⟨

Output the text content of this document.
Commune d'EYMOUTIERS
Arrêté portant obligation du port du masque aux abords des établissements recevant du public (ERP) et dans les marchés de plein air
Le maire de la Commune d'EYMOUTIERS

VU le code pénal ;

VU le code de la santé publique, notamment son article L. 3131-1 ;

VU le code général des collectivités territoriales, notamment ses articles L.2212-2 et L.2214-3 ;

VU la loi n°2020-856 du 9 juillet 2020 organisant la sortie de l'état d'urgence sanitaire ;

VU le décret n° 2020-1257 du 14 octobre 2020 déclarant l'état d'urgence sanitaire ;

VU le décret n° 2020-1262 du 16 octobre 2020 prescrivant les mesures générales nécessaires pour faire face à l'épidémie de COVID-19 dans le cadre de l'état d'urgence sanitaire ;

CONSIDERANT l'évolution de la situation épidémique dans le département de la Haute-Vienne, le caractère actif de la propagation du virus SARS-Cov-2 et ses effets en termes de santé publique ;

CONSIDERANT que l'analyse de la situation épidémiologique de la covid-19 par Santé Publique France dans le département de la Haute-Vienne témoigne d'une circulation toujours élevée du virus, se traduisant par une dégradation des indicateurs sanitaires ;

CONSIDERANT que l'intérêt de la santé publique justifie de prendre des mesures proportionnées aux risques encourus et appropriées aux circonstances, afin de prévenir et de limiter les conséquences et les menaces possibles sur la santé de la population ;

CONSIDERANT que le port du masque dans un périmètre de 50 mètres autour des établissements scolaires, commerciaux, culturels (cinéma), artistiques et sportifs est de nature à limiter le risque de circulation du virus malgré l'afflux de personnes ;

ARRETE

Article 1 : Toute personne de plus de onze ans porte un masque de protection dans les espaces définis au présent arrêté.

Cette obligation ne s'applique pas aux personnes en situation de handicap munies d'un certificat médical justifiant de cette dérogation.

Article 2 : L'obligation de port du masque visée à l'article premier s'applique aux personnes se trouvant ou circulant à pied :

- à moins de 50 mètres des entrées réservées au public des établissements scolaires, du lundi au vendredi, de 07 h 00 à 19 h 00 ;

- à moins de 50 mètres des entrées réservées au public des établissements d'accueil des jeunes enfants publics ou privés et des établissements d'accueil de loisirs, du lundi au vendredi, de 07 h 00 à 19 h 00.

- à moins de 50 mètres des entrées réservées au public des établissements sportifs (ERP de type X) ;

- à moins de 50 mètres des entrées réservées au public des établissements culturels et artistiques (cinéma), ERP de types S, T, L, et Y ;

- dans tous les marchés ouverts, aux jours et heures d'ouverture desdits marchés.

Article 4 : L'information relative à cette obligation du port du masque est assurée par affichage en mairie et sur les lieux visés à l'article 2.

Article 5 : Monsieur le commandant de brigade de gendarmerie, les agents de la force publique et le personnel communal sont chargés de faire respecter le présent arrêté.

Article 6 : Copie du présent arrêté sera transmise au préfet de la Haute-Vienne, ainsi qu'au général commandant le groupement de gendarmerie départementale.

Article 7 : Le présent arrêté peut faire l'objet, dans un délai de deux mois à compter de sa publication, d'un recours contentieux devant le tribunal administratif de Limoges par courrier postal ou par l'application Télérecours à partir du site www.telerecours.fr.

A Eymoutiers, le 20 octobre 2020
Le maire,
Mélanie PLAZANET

⟩

#### EXERCISE PROMPT
Wherever a line above contains "octobre", copy that line.

#### YOUR RESPONSE
VU le décret n° 2020-1257 du 14 octobre 2020 déclarant l'état d'urgence sanitaire ;
VU le décret n° 2020-1262 du 16 octobre 2020 prescrivant les mesures générales nécessaires pour faire face à l'épidémie de COVID-19 dans le cadre de l'état d'urgence sanitaire ;
A Eymoutiers, le 20 octobre 2020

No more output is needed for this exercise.